● What you will do
Copy out the listing that follows, exact in every word, and skip the images.

# START OF Task data

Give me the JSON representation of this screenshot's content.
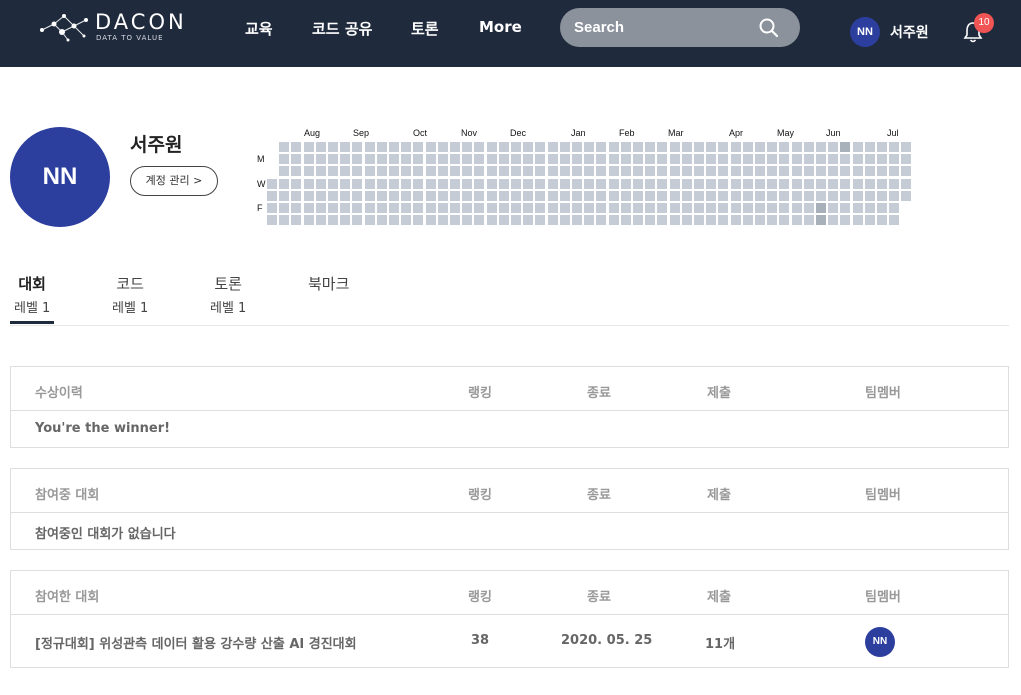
{
  "header": {
    "logo_text": "DACON",
    "logo_tagline": "DATA TO VALUE",
    "nav": [
      "교육",
      "코드 공유",
      "토론",
      "More"
    ],
    "search_placeholder": "Search",
    "user_initials": "NN",
    "user_name": "서주원",
    "notification_count": "10"
  },
  "profile": {
    "initials": "NN",
    "name": "서주원",
    "account_button": "계정 관리 >"
  },
  "activity": {
    "months": [
      "Aug",
      "Sep",
      "Oct",
      "Nov",
      "Dec",
      "Jan",
      "Feb",
      "Mar",
      "Apr",
      "May",
      "Jun",
      "Jul"
    ],
    "day_labels": [
      "M",
      "W",
      "F"
    ]
  },
  "tabs": [
    {
      "title": "대회",
      "level": "레벨 1"
    },
    {
      "title": "코드",
      "level": "레벨 1"
    },
    {
      "title": "토론",
      "level": "레벨 1"
    },
    {
      "title": "북마크",
      "level": ""
    }
  ],
  "sections": {
    "awards": {
      "headers": [
        "수상이력",
        "랭킹",
        "종료",
        "제출",
        "팀멤버"
      ],
      "message": "You're the winner!"
    },
    "ongoing": {
      "headers": [
        "참여중 대회",
        "랭킹",
        "종료",
        "제출",
        "팀멤버"
      ],
      "message": "참여중인 대회가 없습니다"
    },
    "participated": {
      "headers": [
        "참여한 대회",
        "랭킹",
        "종료",
        "제출",
        "팀멤버"
      ],
      "rows": [
        {
          "name": "[정규대회] 위성관측 데이터 활용 강수량 산출 AI 경진대회",
          "rank": "38",
          "end": "2020. 05. 25",
          "submissions": "11개",
          "member": "NN"
        }
      ]
    }
  },
  "colors": {
    "header_bg": "#1f2a3d",
    "avatar": "#2d3f9e",
    "badge": "#f05454",
    "heatmap_cell": "#c5ccd5"
  }
}
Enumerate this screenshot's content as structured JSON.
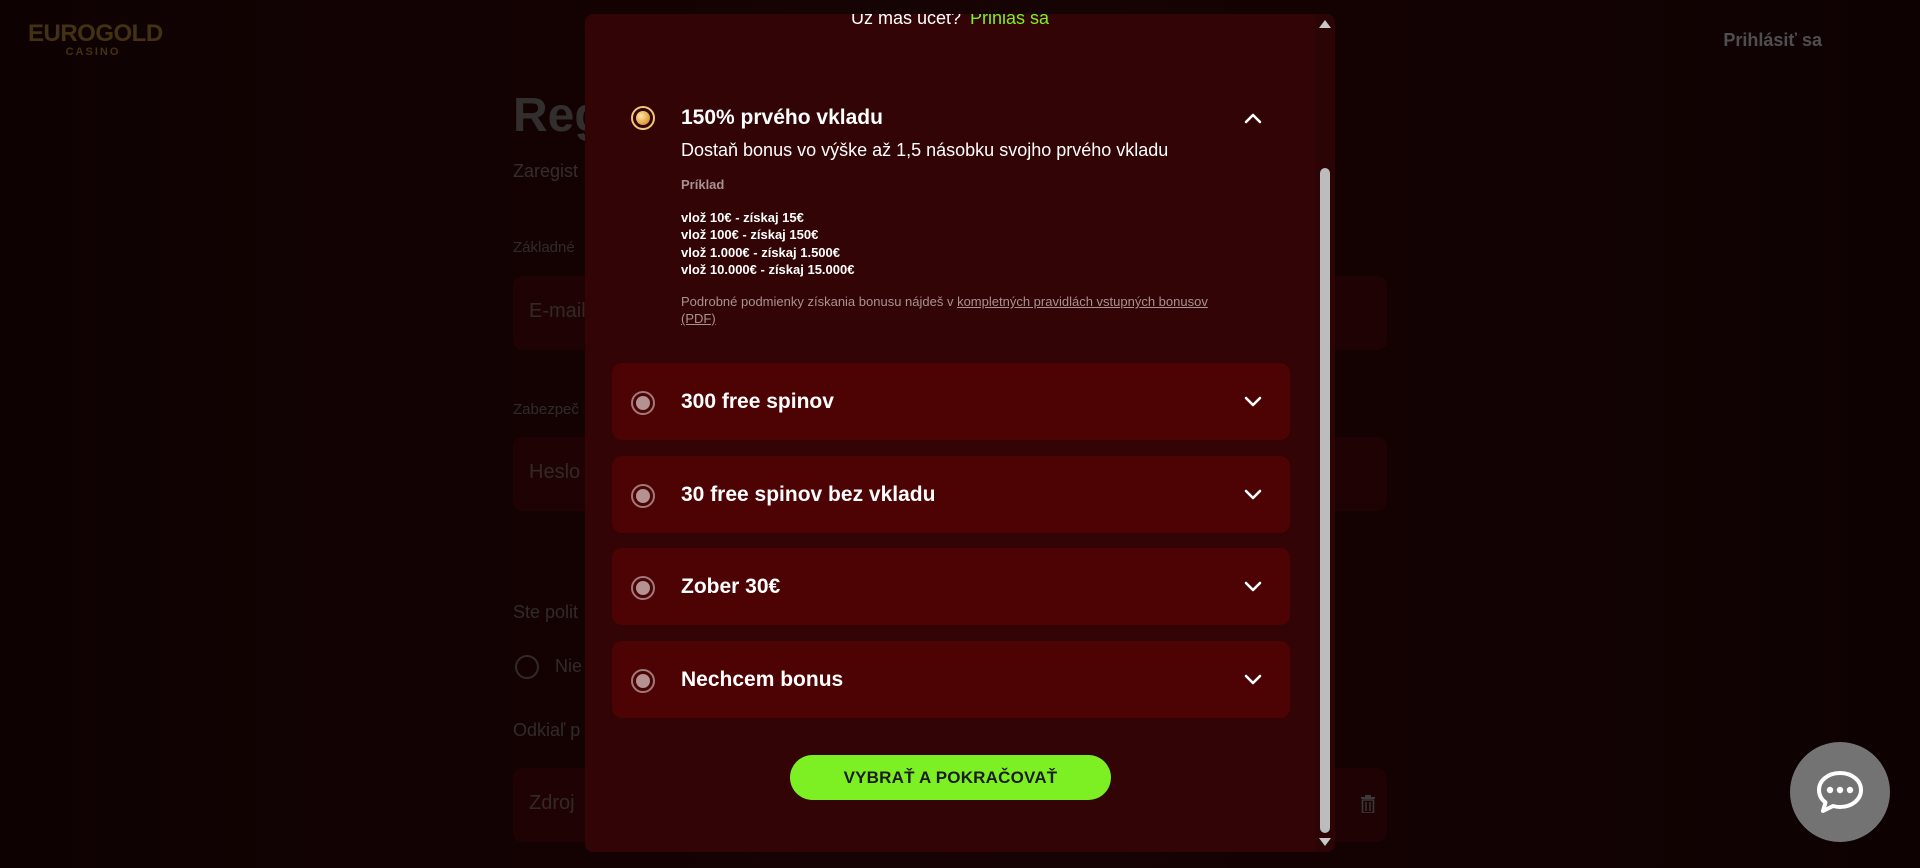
{
  "header": {
    "logo_line1": "EUROGOLD",
    "logo_line2": "CASINO",
    "login_link": "Prihlásiť sa"
  },
  "background_form": {
    "title": "Reg",
    "subtitle": "Zaregist",
    "section_basic": "Základné",
    "email_placeholder": "E-mail",
    "section_secure": "Zabezpeč",
    "password_placeholder": "Heslo",
    "politics_question": "Ste polit",
    "radio_no": "Nie",
    "source_question": "Odkiaľ p",
    "source_placeholder": "Zdroj"
  },
  "modal": {
    "have_account": "Už máš účet?",
    "login_link": "Prihlás sa",
    "options": [
      {
        "title": "150% prvého vkladu",
        "expanded": true,
        "selected": true,
        "description": "Dostaň bonus vo výške až 1,5 násobku svojho prvého vkladu",
        "example_label": "Príklad",
        "examples": [
          "vlož 10€ - získaj 15€",
          "vlož 100€ - získaj 150€",
          "vlož 1.000€ - získaj 1.500€",
          "vlož 10.000€ - získaj 15.000€"
        ],
        "terms_prefix": "Podrobné podmienky získania bonusu nájdeš v ",
        "terms_link": "kompletných pravidlách vstupných bonusov (PDF)"
      },
      {
        "title": "300 free spinov",
        "expanded": false,
        "selected": false
      },
      {
        "title": "30 free spinov bez vkladu",
        "expanded": false,
        "selected": false
      },
      {
        "title": "Zober 30€",
        "expanded": false,
        "selected": false
      },
      {
        "title": "Nechcem bonus",
        "expanded": false,
        "selected": false
      }
    ],
    "cta_label": "VYBRAŤ A POKRAČOVAŤ"
  },
  "colors": {
    "accent_green": "#7cf022",
    "modal_bg": "#320405",
    "option_bg": "#4d0304",
    "selected_radio": "#e2a64a"
  },
  "icons": {
    "chevron_up": "chevron-up-icon",
    "chevron_down": "chevron-down-icon",
    "chat": "chat-bubble-icon",
    "trash": "trash-icon"
  }
}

# END OF Task data

● The response
Give me the JSON representation of this screenshot's content.
{
  "header": {
    "logo_text": "DACON",
    "logo_tagline": "DATA TO VALUE",
    "nav": [
      "교육",
      "코드 공유",
      "토론",
      "More"
    ],
    "search_placeholder": "Search",
    "user_initials": "NN",
    "user_name": "서주원",
    "notification_count": "10"
  },
  "profile": {
    "initials": "NN",
    "name": "서주원",
    "account_button": "계정 관리 >"
  },
  "activity": {
    "months": [
      "Aug",
      "Sep",
      "Oct",
      "Nov",
      "Dec",
      "Jan",
      "Feb",
      "Mar",
      "Apr",
      "May",
      "Jun",
      "Jul"
    ],
    "day_labels": [
      "M",
      "W",
      "F"
    ]
  },
  "tabs": [
    {
      "title": "대회",
      "level": "레벨 1"
    },
    {
      "title": "코드",
      "level": "레벨 1"
    },
    {
      "title": "토론",
      "level": "레벨 1"
    },
    {
      "title": "북마크",
      "level": ""
    }
  ],
  "sections": {
    "awards": {
      "headers": [
        "수상이력",
        "랭킹",
        "종료",
        "제출",
        "팀멤버"
      ],
      "message": "You're the winner!"
    },
    "ongoing": {
      "headers": [
        "참여중 대회",
        "랭킹",
        "종료",
        "제출",
        "팀멤버"
      ],
      "message": "참여중인 대회가 없습니다"
    },
    "participated": {
      "headers": [
        "참여한 대회",
        "랭킹",
        "종료",
        "제출",
        "팀멤버"
      ],
      "rows": [
        {
          "name": "[정규대회] 위성관측 데이터 활용 강수량 산출 AI 경진대회",
          "rank": "38",
          "end": "2020. 05. 25",
          "submissions": "11개",
          "member": "NN"
        }
      ]
    }
  },
  "colors": {
    "header_bg": "#1f2a3d",
    "avatar": "#2d3f9e",
    "badge": "#f05454",
    "heatmap_cell": "#c5ccd5"
  }
}
Enumerate this screenshot's content as structured JSON.
{
  "header": {
    "logo_line1": "EUROGOLD",
    "logo_line2": "CASINO",
    "login_link": "Prihlásiť sa"
  },
  "background_form": {
    "title": "Reg",
    "subtitle": "Zaregist",
    "section_basic": "Základné",
    "email_placeholder": "E-mail",
    "section_secure": "Zabezpeč",
    "password_placeholder": "Heslo",
    "politics_question": "Ste polit",
    "radio_no": "Nie",
    "source_question": "Odkiaľ p",
    "source_placeholder": "Zdroj"
  },
  "modal": {
    "have_account": "Už máš účet?",
    "login_link": "Prihlás sa",
    "options": [
      {
        "title": "150% prvého vkladu",
        "expanded": true,
        "selected": true,
        "description": "Dostaň bonus vo výške až 1,5 násobku svojho prvého vkladu",
        "example_label": "Príklad",
        "examples": [
          "vlož 10€ - získaj 15€",
          "vlož 100€ - získaj 150€",
          "vlož 1.000€ - získaj 1.500€",
          "vlož 10.000€ - získaj 15.000€"
        ],
        "terms_prefix": "Podrobné podmienky získania bonusu nájdeš v ",
        "terms_link": "kompletných pravidlách vstupných bonusov (PDF)"
      },
      {
        "title": "300 free spinov",
        "expanded": false,
        "selected": false
      },
      {
        "title": "30 free spinov bez vkladu",
        "expanded": false,
        "selected": false
      },
      {
        "title": "Zober 30€",
        "expanded": false,
        "selected": false
      },
      {
        "title": "Nechcem bonus",
        "expanded": false,
        "selected": false
      }
    ],
    "cta_label": "VYBRAŤ A POKRAČOVAŤ"
  },
  "colors": {
    "accent_green": "#7cf022",
    "modal_bg": "#320405",
    "option_bg": "#4d0304",
    "selected_radio": "#e2a64a"
  },
  "icons": {
    "chevron_up": "chevron-up-icon",
    "chevron_down": "chevron-down-icon",
    "chat": "chat-bubble-icon",
    "trash": "trash-icon"
  }
}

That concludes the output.